[Raw records]
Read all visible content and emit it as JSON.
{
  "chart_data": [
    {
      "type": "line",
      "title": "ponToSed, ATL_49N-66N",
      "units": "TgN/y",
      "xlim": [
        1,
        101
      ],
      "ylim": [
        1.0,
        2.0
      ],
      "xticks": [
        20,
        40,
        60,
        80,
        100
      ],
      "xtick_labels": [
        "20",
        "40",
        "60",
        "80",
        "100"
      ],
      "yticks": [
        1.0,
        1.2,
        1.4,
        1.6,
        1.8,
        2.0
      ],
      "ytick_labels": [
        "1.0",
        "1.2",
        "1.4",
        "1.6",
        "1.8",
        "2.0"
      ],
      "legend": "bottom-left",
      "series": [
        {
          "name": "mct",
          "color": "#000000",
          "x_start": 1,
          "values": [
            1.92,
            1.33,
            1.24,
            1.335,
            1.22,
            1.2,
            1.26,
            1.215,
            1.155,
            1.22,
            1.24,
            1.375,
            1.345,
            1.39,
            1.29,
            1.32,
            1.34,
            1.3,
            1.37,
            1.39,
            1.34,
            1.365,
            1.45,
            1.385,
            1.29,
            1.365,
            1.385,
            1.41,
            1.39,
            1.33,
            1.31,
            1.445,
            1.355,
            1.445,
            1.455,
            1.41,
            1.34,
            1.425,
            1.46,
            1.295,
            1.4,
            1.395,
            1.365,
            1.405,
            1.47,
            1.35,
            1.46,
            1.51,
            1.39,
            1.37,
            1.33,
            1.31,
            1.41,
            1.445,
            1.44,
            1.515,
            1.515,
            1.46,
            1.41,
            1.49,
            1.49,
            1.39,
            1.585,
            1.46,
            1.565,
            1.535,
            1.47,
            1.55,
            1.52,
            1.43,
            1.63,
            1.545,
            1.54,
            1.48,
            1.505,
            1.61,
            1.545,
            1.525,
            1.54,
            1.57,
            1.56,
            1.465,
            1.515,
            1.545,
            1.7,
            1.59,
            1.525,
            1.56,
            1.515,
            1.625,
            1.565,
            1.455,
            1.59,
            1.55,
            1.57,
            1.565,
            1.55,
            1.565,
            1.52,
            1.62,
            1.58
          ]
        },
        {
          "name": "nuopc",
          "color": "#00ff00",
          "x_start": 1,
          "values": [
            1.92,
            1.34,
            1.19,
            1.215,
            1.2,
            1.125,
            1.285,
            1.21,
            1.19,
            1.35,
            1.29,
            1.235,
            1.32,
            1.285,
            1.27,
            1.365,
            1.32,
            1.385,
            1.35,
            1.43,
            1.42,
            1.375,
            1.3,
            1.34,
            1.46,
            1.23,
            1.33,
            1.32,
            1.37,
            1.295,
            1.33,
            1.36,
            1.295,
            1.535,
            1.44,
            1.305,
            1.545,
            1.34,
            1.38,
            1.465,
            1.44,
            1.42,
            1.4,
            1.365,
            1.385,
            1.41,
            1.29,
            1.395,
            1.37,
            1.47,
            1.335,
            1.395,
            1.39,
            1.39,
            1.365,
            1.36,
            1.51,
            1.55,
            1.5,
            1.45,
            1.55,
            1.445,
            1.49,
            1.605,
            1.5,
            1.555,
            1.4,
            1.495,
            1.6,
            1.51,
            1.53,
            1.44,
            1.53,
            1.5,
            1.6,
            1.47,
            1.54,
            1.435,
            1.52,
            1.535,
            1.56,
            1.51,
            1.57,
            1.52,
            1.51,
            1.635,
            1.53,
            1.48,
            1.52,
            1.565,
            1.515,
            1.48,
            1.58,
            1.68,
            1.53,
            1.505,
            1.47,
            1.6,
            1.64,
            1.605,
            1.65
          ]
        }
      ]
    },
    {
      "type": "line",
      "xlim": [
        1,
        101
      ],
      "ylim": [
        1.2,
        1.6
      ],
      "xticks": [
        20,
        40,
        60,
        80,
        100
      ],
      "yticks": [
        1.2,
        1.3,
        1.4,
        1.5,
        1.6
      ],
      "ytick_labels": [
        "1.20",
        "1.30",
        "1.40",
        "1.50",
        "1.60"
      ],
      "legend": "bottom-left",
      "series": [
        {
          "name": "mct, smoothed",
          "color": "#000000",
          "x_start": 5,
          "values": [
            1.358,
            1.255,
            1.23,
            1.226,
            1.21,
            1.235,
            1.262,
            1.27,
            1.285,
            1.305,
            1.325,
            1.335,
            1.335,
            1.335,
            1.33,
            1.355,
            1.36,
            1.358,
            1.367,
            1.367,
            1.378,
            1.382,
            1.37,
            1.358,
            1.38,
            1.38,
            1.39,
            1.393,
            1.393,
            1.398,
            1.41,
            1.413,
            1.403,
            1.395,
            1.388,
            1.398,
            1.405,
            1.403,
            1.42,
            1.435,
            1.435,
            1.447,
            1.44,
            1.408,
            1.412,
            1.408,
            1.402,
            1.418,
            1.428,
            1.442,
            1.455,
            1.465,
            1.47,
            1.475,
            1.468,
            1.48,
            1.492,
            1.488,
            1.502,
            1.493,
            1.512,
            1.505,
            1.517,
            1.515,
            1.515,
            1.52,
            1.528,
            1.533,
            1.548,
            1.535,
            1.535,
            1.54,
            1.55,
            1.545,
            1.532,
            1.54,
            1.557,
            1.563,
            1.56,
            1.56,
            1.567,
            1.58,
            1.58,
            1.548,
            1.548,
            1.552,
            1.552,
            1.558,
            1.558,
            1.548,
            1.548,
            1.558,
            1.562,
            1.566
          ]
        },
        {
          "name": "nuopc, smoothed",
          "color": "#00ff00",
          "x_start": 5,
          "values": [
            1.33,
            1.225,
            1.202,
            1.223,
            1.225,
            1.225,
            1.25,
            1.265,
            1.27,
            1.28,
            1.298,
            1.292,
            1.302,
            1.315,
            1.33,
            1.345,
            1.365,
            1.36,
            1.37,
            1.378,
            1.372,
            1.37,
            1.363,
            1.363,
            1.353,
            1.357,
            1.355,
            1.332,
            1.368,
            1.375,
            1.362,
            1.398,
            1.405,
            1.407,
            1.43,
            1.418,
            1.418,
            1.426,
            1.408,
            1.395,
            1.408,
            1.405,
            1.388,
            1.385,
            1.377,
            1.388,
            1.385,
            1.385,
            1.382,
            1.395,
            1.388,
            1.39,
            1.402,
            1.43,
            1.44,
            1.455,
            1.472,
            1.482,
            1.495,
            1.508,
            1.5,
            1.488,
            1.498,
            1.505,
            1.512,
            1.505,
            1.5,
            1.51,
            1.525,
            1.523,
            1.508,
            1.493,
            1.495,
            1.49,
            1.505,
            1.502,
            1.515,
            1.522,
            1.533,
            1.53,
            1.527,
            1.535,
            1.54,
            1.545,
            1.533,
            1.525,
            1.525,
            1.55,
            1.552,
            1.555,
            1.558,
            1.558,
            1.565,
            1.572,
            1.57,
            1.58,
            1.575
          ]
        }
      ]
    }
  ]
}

* [What to work on]
Reproduce the data shown above exactly.

* [Answer to the exercise]
Read all visible content and emit it as JSON.
{
  "chart_data": [
    {
      "type": "line",
      "title": "ponToSed, ATL_49N-66N",
      "units": "TgN/y",
      "xlim": [
        1,
        101
      ],
      "ylim": [
        1.0,
        2.0
      ],
      "xticks": [
        20,
        40,
        60,
        80,
        100
      ],
      "xtick_labels": [
        "20",
        "40",
        "60",
        "80",
        "100"
      ],
      "yticks": [
        1.0,
        1.2,
        1.4,
        1.6,
        1.8,
        2.0
      ],
      "ytick_labels": [
        "1.0",
        "1.2",
        "1.4",
        "1.6",
        "1.8",
        "2.0"
      ],
      "legend": "bottom-left",
      "series": [
        {
          "name": "mct",
          "color": "#000000",
          "x_start": 1,
          "values": [
            1.92,
            1.33,
            1.24,
            1.335,
            1.22,
            1.2,
            1.26,
            1.215,
            1.155,
            1.22,
            1.24,
            1.375,
            1.345,
            1.39,
            1.29,
            1.32,
            1.34,
            1.3,
            1.37,
            1.39,
            1.34,
            1.365,
            1.45,
            1.385,
            1.29,
            1.365,
            1.385,
            1.41,
            1.39,
            1.33,
            1.31,
            1.445,
            1.355,
            1.445,
            1.455,
            1.41,
            1.34,
            1.425,
            1.46,
            1.295,
            1.4,
            1.395,
            1.365,
            1.405,
            1.47,
            1.35,
            1.46,
            1.51,
            1.39,
            1.37,
            1.33,
            1.31,
            1.41,
            1.445,
            1.44,
            1.515,
            1.515,
            1.46,
            1.41,
            1.49,
            1.49,
            1.39,
            1.585,
            1.46,
            1.565,
            1.535,
            1.47,
            1.55,
            1.52,
            1.43,
            1.63,
            1.545,
            1.54,
            1.48,
            1.505,
            1.61,
            1.545,
            1.525,
            1.54,
            1.57,
            1.56,
            1.465,
            1.515,
            1.545,
            1.7,
            1.59,
            1.525,
            1.56,
            1.515,
            1.625,
            1.565,
            1.455,
            1.59,
            1.55,
            1.57,
            1.565,
            1.55,
            1.565,
            1.52,
            1.62,
            1.58
          ]
        },
        {
          "name": "nuopc",
          "color": "#00ff00",
          "x_start": 1,
          "values": [
            1.92,
            1.34,
            1.19,
            1.215,
            1.2,
            1.125,
            1.285,
            1.21,
            1.19,
            1.35,
            1.29,
            1.235,
            1.32,
            1.285,
            1.27,
            1.365,
            1.32,
            1.385,
            1.35,
            1.43,
            1.42,
            1.375,
            1.3,
            1.34,
            1.46,
            1.23,
            1.33,
            1.32,
            1.37,
            1.295,
            1.33,
            1.36,
            1.295,
            1.535,
            1.44,
            1.305,
            1.545,
            1.34,
            1.38,
            1.465,
            1.44,
            1.42,
            1.4,
            1.365,
            1.385,
            1.41,
            1.29,
            1.395,
            1.37,
            1.47,
            1.335,
            1.395,
            1.39,
            1.39,
            1.365,
            1.36,
            1.51,
            1.55,
            1.5,
            1.45,
            1.55,
            1.445,
            1.49,
            1.605,
            1.5,
            1.555,
            1.4,
            1.495,
            1.6,
            1.51,
            1.53,
            1.44,
            1.53,
            1.5,
            1.6,
            1.47,
            1.54,
            1.435,
            1.52,
            1.535,
            1.56,
            1.51,
            1.57,
            1.52,
            1.51,
            1.635,
            1.53,
            1.48,
            1.52,
            1.565,
            1.515,
            1.48,
            1.58,
            1.68,
            1.53,
            1.505,
            1.47,
            1.6,
            1.64,
            1.605,
            1.65
          ]
        }
      ]
    },
    {
      "type": "line",
      "xlim": [
        1,
        101
      ],
      "ylim": [
        1.2,
        1.6
      ],
      "xticks": [
        20,
        40,
        60,
        80,
        100
      ],
      "yticks": [
        1.2,
        1.3,
        1.4,
        1.5,
        1.6
      ],
      "ytick_labels": [
        "1.20",
        "1.30",
        "1.40",
        "1.50",
        "1.60"
      ],
      "legend": "bottom-left",
      "series": [
        {
          "name": "mct, smoothed",
          "color": "#000000",
          "x_start": 5,
          "values": [
            1.358,
            1.255,
            1.23,
            1.226,
            1.21,
            1.235,
            1.262,
            1.27,
            1.285,
            1.305,
            1.325,
            1.335,
            1.335,
            1.335,
            1.33,
            1.355,
            1.36,
            1.358,
            1.367,
            1.367,
            1.378,
            1.382,
            1.37,
            1.358,
            1.38,
            1.38,
            1.39,
            1.393,
            1.393,
            1.398,
            1.41,
            1.413,
            1.403,
            1.395,
            1.388,
            1.398,
            1.405,
            1.403,
            1.42,
            1.435,
            1.435,
            1.447,
            1.44,
            1.408,
            1.412,
            1.408,
            1.402,
            1.418,
            1.428,
            1.442,
            1.455,
            1.465,
            1.47,
            1.475,
            1.468,
            1.48,
            1.492,
            1.488,
            1.502,
            1.493,
            1.512,
            1.505,
            1.517,
            1.515,
            1.515,
            1.52,
            1.528,
            1.533,
            1.548,
            1.535,
            1.535,
            1.54,
            1.55,
            1.545,
            1.532,
            1.54,
            1.557,
            1.563,
            1.56,
            1.56,
            1.567,
            1.58,
            1.58,
            1.548,
            1.548,
            1.552,
            1.552,
            1.558,
            1.558,
            1.548,
            1.548,
            1.558,
            1.562,
            1.566
          ]
        },
        {
          "name": "nuopc, smoothed",
          "color": "#00ff00",
          "x_start": 5,
          "values": [
            1.33,
            1.225,
            1.202,
            1.223,
            1.225,
            1.225,
            1.25,
            1.265,
            1.27,
            1.28,
            1.298,
            1.292,
            1.302,
            1.315,
            1.33,
            1.345,
            1.365,
            1.36,
            1.37,
            1.378,
            1.372,
            1.37,
            1.363,
            1.363,
            1.353,
            1.357,
            1.355,
            1.332,
            1.368,
            1.375,
            1.362,
            1.398,
            1.405,
            1.407,
            1.43,
            1.418,
            1.418,
            1.426,
            1.408,
            1.395,
            1.408,
            1.405,
            1.388,
            1.385,
            1.377,
            1.388,
            1.385,
            1.385,
            1.382,
            1.395,
            1.388,
            1.39,
            1.402,
            1.43,
            1.44,
            1.455,
            1.472,
            1.482,
            1.495,
            1.508,
            1.5,
            1.488,
            1.498,
            1.505,
            1.512,
            1.505,
            1.5,
            1.51,
            1.525,
            1.523,
            1.508,
            1.493,
            1.495,
            1.49,
            1.505,
            1.502,
            1.515,
            1.522,
            1.533,
            1.53,
            1.527,
            1.535,
            1.54,
            1.545,
            1.533,
            1.525,
            1.525,
            1.55,
            1.552,
            1.555,
            1.558,
            1.558,
            1.565,
            1.572,
            1.57,
            1.58,
            1.575
          ]
        }
      ]
    }
  ]
}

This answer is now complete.